Copy every entry word for word, but skip the pictures.

= = =

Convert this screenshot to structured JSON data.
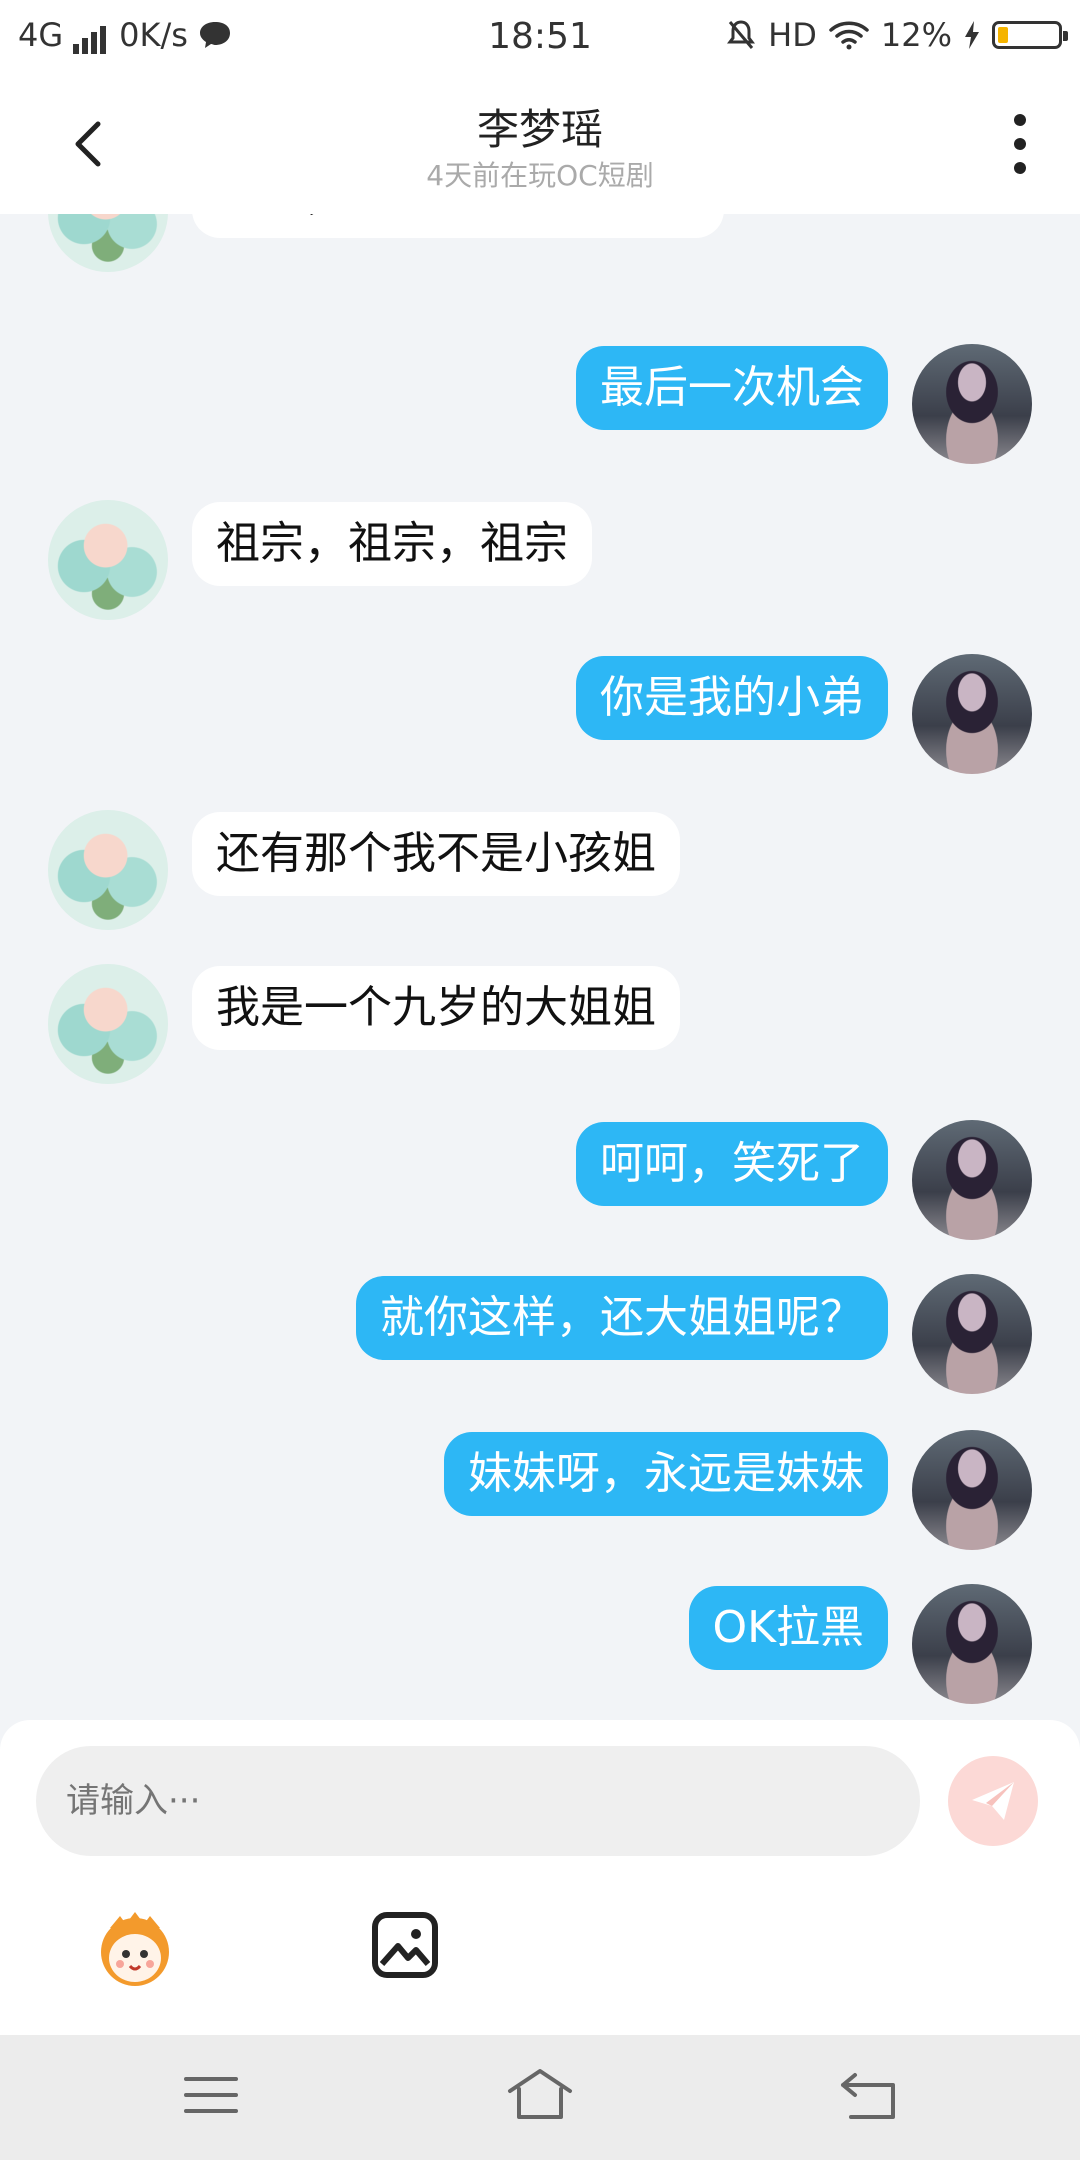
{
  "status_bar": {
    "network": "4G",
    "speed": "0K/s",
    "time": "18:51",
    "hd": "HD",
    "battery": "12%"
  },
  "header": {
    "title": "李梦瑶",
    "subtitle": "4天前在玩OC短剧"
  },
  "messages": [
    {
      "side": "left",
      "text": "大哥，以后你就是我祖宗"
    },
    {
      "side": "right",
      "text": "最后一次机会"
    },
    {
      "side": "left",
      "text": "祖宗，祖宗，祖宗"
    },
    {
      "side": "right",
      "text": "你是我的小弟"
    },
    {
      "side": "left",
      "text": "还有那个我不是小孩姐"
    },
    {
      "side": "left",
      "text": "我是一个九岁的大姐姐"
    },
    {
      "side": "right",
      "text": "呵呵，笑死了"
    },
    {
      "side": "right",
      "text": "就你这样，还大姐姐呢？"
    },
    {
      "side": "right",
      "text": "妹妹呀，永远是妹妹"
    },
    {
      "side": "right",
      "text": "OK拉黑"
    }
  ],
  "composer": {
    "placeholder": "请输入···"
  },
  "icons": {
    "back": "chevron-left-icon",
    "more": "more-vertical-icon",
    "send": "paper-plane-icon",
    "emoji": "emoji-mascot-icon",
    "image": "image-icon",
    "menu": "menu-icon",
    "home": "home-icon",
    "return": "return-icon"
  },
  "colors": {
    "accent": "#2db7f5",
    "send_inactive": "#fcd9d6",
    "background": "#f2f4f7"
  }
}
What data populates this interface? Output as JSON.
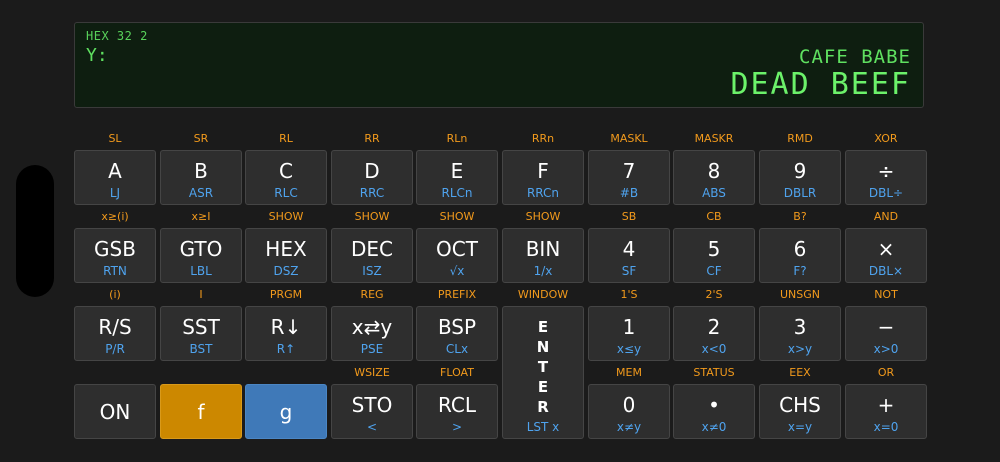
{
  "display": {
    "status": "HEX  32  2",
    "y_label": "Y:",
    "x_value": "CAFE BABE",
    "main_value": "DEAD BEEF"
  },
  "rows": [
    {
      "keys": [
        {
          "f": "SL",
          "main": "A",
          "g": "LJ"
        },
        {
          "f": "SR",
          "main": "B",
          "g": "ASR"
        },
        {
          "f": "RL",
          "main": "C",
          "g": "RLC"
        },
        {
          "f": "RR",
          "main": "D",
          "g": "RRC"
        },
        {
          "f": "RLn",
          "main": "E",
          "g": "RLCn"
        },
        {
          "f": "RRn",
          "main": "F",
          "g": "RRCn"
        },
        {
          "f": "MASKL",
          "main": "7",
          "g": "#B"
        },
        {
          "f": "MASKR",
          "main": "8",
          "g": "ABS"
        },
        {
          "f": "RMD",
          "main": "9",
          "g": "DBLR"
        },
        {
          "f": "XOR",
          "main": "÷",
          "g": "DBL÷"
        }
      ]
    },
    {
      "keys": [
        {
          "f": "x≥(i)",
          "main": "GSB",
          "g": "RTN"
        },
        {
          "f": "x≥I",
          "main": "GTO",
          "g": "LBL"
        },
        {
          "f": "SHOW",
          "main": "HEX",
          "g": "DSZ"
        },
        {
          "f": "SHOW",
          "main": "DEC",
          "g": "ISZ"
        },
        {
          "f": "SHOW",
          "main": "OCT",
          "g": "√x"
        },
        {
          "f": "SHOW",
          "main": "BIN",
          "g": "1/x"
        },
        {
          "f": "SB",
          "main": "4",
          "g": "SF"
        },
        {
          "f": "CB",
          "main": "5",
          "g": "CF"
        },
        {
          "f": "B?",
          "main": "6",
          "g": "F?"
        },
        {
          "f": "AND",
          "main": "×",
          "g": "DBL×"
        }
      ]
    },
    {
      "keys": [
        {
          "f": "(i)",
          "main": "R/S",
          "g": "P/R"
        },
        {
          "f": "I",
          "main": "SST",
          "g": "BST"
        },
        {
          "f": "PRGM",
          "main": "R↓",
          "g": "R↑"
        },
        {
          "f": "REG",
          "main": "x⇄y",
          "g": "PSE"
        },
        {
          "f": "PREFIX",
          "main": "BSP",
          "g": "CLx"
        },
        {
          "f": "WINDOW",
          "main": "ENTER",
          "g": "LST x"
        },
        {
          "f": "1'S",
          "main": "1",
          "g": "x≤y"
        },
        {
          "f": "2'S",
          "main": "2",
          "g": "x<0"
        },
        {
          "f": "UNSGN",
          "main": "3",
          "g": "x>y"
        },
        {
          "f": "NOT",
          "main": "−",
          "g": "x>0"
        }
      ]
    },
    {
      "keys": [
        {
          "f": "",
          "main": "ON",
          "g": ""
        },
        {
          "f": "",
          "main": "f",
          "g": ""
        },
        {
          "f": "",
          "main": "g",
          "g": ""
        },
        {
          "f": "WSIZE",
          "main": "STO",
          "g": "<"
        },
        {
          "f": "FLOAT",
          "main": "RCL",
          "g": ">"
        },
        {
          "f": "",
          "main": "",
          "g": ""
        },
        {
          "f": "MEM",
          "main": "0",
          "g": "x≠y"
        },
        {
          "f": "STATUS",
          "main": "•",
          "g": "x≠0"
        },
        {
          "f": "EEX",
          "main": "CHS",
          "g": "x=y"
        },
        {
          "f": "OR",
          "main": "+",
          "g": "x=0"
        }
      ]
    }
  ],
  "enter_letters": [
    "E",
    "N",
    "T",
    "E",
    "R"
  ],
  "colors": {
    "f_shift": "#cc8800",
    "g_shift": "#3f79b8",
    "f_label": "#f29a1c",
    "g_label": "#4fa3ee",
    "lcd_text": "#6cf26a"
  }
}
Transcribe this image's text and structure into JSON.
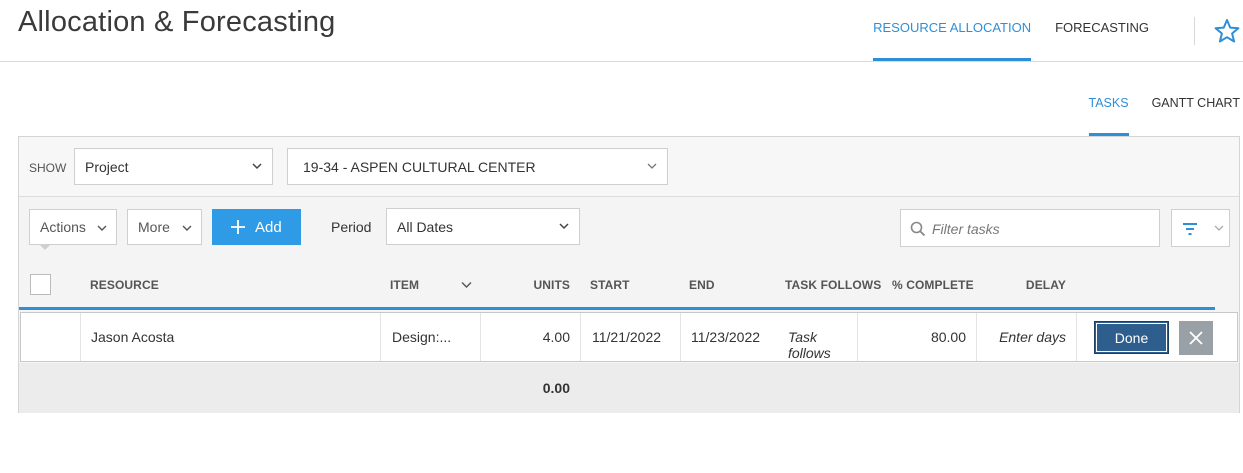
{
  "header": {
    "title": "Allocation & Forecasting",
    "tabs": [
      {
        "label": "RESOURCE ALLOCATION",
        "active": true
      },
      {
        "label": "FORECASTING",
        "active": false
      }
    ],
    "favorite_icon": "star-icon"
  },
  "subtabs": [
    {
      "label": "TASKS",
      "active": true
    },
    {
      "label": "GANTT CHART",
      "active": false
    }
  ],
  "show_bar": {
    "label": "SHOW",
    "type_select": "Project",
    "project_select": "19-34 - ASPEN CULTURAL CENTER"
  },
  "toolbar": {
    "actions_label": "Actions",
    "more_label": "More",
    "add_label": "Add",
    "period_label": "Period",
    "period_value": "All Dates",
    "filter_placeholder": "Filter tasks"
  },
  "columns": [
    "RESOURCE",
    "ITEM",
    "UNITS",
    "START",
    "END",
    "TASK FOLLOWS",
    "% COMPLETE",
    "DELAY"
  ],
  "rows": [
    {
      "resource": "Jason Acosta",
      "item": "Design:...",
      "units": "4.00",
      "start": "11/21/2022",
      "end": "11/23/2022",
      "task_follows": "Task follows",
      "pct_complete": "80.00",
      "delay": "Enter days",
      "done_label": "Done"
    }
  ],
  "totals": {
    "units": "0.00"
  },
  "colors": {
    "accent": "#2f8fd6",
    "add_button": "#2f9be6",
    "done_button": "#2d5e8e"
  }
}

= = =

→ Task response:
Convert this screenshot to structured JSON data.
{
  "status_bar": {
    "network": "4G",
    "speed": "0K/s",
    "time": "18:51",
    "hd": "HD",
    "battery": "12%"
  },
  "header": {
    "title": "李梦瑶",
    "subtitle": "4天前在玩OC短剧"
  },
  "messages": [
    {
      "side": "left",
      "text": "大哥，以后你就是我祖宗"
    },
    {
      "side": "right",
      "text": "最后一次机会"
    },
    {
      "side": "left",
      "text": "祖宗，祖宗，祖宗"
    },
    {
      "side": "right",
      "text": "你是我的小弟"
    },
    {
      "side": "left",
      "text": "还有那个我不是小孩姐"
    },
    {
      "side": "left",
      "text": "我是一个九岁的大姐姐"
    },
    {
      "side": "right",
      "text": "呵呵，笑死了"
    },
    {
      "side": "right",
      "text": "就你这样，还大姐姐呢？"
    },
    {
      "side": "right",
      "text": "妹妹呀，永远是妹妹"
    },
    {
      "side": "right",
      "text": "OK拉黑"
    }
  ],
  "composer": {
    "placeholder": "请输入···"
  },
  "icons": {
    "back": "chevron-left-icon",
    "more": "more-vertical-icon",
    "send": "paper-plane-icon",
    "emoji": "emoji-mascot-icon",
    "image": "image-icon",
    "menu": "menu-icon",
    "home": "home-icon",
    "return": "return-icon"
  },
  "colors": {
    "accent": "#2db7f5",
    "send_inactive": "#fcd9d6",
    "background": "#f2f4f7"
  }
}
What data populates this interface? Output as JSON.
{
  "display": {
    "status": "HEX  32  2",
    "y_label": "Y:",
    "x_value": "CAFE BABE",
    "main_value": "DEAD BEEF"
  },
  "rows": [
    {
      "keys": [
        {
          "f": "SL",
          "main": "A",
          "g": "LJ"
        },
        {
          "f": "SR",
          "main": "B",
          "g": "ASR"
        },
        {
          "f": "RL",
          "main": "C",
          "g": "RLC"
        },
        {
          "f": "RR",
          "main": "D",
          "g": "RRC"
        },
        {
          "f": "RLn",
          "main": "E",
          "g": "RLCn"
        },
        {
          "f": "RRn",
          "main": "F",
          "g": "RRCn"
        },
        {
          "f": "MASKL",
          "main": "7",
          "g": "#B"
        },
        {
          "f": "MASKR",
          "main": "8",
          "g": "ABS"
        },
        {
          "f": "RMD",
          "main": "9",
          "g": "DBLR"
        },
        {
          "f": "XOR",
          "main": "÷",
          "g": "DBL÷"
        }
      ]
    },
    {
      "keys": [
        {
          "f": "x≥(i)",
          "main": "GSB",
          "g": "RTN"
        },
        {
          "f": "x≥I",
          "main": "GTO",
          "g": "LBL"
        },
        {
          "f": "SHOW",
          "main": "HEX",
          "g": "DSZ"
        },
        {
          "f": "SHOW",
          "main": "DEC",
          "g": "ISZ"
        },
        {
          "f": "SHOW",
          "main": "OCT",
          "g": "√x"
        },
        {
          "f": "SHOW",
          "main": "BIN",
          "g": "1/x"
        },
        {
          "f": "SB",
          "main": "4",
          "g": "SF"
        },
        {
          "f": "CB",
          "main": "5",
          "g": "CF"
        },
        {
          "f": "B?",
          "main": "6",
          "g": "F?"
        },
        {
          "f": "AND",
          "main": "×",
          "g": "DBL×"
        }
      ]
    },
    {
      "keys": [
        {
          "f": "(i)",
          "main": "R/S",
          "g": "P/R"
        },
        {
          "f": "I",
          "main": "SST",
          "g": "BST"
        },
        {
          "f": "PRGM",
          "main": "R↓",
          "g": "R↑"
        },
        {
          "f": "REG",
          "main": "x⇄y",
          "g": "PSE"
        },
        {
          "f": "PREFIX",
          "main": "BSP",
          "g": "CLx"
        },
        {
          "f": "WINDOW",
          "main": "ENTER",
          "g": "LST x"
        },
        {
          "f": "1'S",
          "main": "1",
          "g": "x≤y"
        },
        {
          "f": "2'S",
          "main": "2",
          "g": "x<0"
        },
        {
          "f": "UNSGN",
          "main": "3",
          "g": "x>y"
        },
        {
          "f": "NOT",
          "main": "−",
          "g": "x>0"
        }
      ]
    },
    {
      "keys": [
        {
          "f": "",
          "main": "ON",
          "g": ""
        },
        {
          "f": "",
          "main": "f",
          "g": ""
        },
        {
          "f": "",
          "main": "g",
          "g": ""
        },
        {
          "f": "WSIZE",
          "main": "STO",
          "g": "<"
        },
        {
          "f": "FLOAT",
          "main": "RCL",
          "g": ">"
        },
        {
          "f": "",
          "main": "",
          "g": ""
        },
        {
          "f": "MEM",
          "main": "0",
          "g": "x≠y"
        },
        {
          "f": "STATUS",
          "main": "•",
          "g": "x≠0"
        },
        {
          "f": "EEX",
          "main": "CHS",
          "g": "x=y"
        },
        {
          "f": "OR",
          "main": "+",
          "g": "x=0"
        }
      ]
    }
  ],
  "enter_letters": [
    "E",
    "N",
    "T",
    "E",
    "R"
  ],
  "colors": {
    "f_shift": "#cc8800",
    "g_shift": "#3f79b8",
    "f_label": "#f29a1c",
    "g_label": "#4fa3ee",
    "lcd_text": "#6cf26a"
  }
}
Transcribe this image's text and structure into JSON.
{
  "header": {
    "title": "Allocation & Forecasting",
    "tabs": [
      {
        "label": "RESOURCE ALLOCATION",
        "active": true
      },
      {
        "label": "FORECASTING",
        "active": false
      }
    ],
    "favorite_icon": "star-icon"
  },
  "subtabs": [
    {
      "label": "TASKS",
      "active": true
    },
    {
      "label": "GANTT CHART",
      "active": false
    }
  ],
  "show_bar": {
    "label": "SHOW",
    "type_select": "Project",
    "project_select": "19-34 - ASPEN CULTURAL CENTER"
  },
  "toolbar": {
    "actions_label": "Actions",
    "more_label": "More",
    "add_label": "Add",
    "period_label": "Period",
    "period_value": "All Dates",
    "filter_placeholder": "Filter tasks"
  },
  "columns": [
    "RESOURCE",
    "ITEM",
    "UNITS",
    "START",
    "END",
    "TASK FOLLOWS",
    "% COMPLETE",
    "DELAY"
  ],
  "rows": [
    {
      "resource": "Jason Acosta",
      "item": "Design:...",
      "units": "4.00",
      "start": "11/21/2022",
      "end": "11/23/2022",
      "task_follows": "Task follows",
      "pct_complete": "80.00",
      "delay": "Enter days",
      "done_label": "Done"
    }
  ],
  "totals": {
    "units": "0.00"
  },
  "colors": {
    "accent": "#2f8fd6",
    "add_button": "#2f9be6",
    "done_button": "#2d5e8e"
  }
}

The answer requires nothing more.